Hsa_circ_0007976 is an overlapping circRNA consisting of 231 base pairs (bp), and its host gene is HIF1A located on chromosome 14. When Cetuximab was applied (5 µg/mL), downregulation of hsa_circ_0007976, also referred to as circHIF1A, led to a decrease in Ki67 (Fig. 2A) and EdU (Fig. 2B) expression levels in LIM1215-R. Conversely, overexpression of circHIF1A resulted in an increase in Ki67 (Fig. 2C) and EdU (Fig. 2D) levels in LIM1215. After downregulating circHIF1A, apoptosis level of LIM1215-R was low and not significantly different from the control group (Fig. 2E), while overexpression of circHIF1A significantly decreased apoptosis level of LIM1215 (Fig. 2F). Moreover, circHIF1A affected the cell cycle distribution, as downregulation of circHIF1A in LIM1215-R increased the proportion of cells in G0-G1 and S phase, while decreased the proportion in G2-M phase (Fig. 2G). Conversely, overexpression of circHIF1A in LIM1215 led to a decrease in S phase and an increase in G2-M phase (Fig. 2H). Additionally, circHIF1A levels also affected the aerobic metabolism and glycolysis levels in CRC cells. Compared to the control group, downregulation of circHIF1A resulted in a significant decrease in basal respiration, ATP production, and maximal respiration of LIM1215-R (Fig. 2I), as well as a significant reduction in glycolytic capacity and glycolytic reserve (Fig. 2J). Overexpression of circHIF1A in LIM1215 cells led to a significant increase in basal respiration, ATP production, maximal respiration, and spare respiratory capacity, as well as an increase in glycolytic capacity (Fig. 2K-L).

Apply what you read
(1) Using the circHIF1A passage, answer each question:
(a) How many base pairs make up hsa_circ_0007976?
(b) On which chromosome is its host gene located?
(c) What concentration of Cetuximab was applied?
(2) List every measure that the circHIF1A passage reports as reduced in LIM1215-R after circHIF1A downregulation, as shown in Fig. 2I and Fig. 2J.
The items that follow come from a separate source and are unrelated to the passage above.

Dataset
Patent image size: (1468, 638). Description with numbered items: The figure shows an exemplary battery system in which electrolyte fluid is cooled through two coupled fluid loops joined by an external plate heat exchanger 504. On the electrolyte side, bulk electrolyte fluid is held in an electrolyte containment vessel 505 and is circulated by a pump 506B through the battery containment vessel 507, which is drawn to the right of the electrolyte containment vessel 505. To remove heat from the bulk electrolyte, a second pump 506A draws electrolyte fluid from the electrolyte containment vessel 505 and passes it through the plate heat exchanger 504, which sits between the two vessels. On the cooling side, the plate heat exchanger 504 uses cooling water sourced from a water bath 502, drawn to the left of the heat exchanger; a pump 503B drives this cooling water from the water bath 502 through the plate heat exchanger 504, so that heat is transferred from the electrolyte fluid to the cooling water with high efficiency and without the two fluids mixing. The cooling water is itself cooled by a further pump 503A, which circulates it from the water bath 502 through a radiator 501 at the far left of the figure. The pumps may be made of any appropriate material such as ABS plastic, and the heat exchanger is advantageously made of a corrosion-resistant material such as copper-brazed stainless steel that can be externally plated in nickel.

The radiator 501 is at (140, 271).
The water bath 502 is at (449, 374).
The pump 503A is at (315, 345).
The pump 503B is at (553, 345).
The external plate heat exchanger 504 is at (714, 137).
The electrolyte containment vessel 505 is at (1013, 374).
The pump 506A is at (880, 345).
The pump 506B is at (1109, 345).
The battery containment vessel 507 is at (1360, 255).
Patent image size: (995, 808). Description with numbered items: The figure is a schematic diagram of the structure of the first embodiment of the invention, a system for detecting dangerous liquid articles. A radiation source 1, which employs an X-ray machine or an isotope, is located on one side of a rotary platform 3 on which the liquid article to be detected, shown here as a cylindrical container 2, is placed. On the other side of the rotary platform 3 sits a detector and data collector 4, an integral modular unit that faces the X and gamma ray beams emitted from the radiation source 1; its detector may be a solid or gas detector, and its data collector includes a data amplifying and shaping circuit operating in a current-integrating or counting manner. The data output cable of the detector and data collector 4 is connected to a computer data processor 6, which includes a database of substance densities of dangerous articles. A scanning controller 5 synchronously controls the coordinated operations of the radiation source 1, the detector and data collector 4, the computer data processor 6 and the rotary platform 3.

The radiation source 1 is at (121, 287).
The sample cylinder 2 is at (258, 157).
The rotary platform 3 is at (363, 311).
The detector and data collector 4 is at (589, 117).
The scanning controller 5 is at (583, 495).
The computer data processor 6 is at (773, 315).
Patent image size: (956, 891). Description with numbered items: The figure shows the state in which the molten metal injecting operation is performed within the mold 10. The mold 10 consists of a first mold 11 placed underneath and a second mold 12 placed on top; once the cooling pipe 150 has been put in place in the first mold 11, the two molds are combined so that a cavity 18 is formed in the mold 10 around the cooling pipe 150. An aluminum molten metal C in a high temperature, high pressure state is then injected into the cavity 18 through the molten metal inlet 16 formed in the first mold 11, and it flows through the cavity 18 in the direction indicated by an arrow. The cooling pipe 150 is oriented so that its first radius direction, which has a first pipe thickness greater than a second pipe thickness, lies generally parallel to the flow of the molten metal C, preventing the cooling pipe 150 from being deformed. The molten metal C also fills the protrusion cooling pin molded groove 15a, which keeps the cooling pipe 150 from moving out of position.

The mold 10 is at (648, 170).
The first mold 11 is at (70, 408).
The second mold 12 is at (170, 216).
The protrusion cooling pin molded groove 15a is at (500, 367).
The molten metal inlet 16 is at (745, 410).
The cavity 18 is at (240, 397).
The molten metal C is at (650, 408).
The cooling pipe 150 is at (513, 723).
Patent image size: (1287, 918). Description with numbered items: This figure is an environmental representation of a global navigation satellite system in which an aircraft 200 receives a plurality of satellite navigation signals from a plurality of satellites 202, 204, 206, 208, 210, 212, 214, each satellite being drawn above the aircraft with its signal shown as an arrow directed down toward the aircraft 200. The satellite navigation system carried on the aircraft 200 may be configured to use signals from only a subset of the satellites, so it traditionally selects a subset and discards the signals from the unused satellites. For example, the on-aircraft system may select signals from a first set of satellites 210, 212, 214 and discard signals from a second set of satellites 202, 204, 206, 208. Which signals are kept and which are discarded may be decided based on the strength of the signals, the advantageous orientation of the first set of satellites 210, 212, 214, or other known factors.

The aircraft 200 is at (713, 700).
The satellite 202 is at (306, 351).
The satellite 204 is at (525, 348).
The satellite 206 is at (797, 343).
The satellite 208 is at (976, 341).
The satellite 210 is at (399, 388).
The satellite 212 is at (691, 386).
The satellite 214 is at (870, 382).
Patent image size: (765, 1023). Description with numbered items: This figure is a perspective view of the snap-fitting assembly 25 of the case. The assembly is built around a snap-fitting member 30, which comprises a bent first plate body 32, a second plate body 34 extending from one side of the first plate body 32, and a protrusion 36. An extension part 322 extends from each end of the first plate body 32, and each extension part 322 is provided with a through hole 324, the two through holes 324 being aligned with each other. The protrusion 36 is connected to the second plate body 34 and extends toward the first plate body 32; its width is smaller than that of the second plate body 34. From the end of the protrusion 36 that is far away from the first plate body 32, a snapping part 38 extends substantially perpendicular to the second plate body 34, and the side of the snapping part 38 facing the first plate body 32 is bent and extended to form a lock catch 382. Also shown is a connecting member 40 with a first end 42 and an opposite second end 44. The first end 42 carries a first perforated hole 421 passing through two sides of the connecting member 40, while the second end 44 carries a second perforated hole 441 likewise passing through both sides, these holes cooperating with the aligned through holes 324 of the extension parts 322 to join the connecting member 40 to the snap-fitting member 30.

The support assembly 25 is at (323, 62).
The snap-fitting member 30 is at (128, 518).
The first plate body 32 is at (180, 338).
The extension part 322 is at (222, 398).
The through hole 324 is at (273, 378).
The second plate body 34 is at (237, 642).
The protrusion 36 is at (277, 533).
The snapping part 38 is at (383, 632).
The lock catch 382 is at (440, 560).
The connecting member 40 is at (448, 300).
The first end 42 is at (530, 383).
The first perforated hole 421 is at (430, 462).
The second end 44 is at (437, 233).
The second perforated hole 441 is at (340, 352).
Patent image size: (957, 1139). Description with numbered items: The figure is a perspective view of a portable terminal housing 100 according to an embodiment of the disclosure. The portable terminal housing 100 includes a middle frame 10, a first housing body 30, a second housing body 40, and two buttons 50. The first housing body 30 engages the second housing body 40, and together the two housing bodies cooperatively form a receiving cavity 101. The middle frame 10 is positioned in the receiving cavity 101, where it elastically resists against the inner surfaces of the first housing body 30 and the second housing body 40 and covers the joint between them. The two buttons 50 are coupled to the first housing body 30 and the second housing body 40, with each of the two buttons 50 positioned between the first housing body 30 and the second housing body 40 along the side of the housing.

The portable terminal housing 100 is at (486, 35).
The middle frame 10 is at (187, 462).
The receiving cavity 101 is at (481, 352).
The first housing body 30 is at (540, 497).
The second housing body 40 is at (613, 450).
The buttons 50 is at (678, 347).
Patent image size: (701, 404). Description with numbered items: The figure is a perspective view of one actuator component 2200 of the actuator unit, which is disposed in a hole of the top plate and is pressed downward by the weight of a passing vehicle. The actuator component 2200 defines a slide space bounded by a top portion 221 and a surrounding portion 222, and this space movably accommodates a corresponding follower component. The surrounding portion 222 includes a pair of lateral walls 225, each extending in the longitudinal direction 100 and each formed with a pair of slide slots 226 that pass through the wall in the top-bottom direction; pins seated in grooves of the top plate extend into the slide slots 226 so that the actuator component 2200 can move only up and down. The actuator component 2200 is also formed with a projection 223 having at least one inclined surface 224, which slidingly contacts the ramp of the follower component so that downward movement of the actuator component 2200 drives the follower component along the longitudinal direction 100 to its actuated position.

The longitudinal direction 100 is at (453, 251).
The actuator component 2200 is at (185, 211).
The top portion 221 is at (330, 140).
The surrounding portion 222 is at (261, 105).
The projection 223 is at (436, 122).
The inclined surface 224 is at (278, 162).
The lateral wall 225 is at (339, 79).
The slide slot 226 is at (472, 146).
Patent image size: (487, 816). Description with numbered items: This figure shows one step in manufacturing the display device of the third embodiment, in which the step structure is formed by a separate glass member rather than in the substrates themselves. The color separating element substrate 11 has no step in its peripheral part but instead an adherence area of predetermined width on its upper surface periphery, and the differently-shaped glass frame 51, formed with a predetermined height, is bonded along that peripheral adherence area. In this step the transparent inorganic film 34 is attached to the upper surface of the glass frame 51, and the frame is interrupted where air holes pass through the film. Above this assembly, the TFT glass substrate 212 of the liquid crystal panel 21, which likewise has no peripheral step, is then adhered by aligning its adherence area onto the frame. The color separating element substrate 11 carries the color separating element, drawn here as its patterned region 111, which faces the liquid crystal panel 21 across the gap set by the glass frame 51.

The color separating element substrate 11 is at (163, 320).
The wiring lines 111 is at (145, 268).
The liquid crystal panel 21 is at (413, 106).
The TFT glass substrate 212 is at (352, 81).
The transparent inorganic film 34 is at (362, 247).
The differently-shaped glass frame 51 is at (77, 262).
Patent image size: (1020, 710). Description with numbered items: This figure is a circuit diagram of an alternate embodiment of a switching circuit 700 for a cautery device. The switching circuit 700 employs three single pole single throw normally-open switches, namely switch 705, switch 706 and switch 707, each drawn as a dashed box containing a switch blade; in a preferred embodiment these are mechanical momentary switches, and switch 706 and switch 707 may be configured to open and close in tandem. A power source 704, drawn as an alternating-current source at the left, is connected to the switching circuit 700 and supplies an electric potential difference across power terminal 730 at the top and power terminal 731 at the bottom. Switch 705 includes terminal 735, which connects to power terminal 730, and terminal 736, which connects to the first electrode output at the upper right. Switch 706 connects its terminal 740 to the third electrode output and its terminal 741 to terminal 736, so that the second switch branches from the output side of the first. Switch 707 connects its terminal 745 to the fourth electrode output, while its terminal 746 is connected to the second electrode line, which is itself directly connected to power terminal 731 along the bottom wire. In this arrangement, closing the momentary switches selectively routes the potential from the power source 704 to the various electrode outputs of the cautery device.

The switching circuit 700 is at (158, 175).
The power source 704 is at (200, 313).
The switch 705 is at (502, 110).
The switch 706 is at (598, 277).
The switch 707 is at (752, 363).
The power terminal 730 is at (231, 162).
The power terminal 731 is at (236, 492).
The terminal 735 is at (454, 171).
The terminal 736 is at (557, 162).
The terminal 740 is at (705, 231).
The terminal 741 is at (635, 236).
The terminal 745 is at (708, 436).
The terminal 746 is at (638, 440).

Answers
(1)
(a) 231 base pairs
(b) Chromosome 14
(c) 5 µg/mL

(2)
- Basal respiration
- ATP production
- Maximal respiration
- Glycolytic capacity
- Glycolytic reserve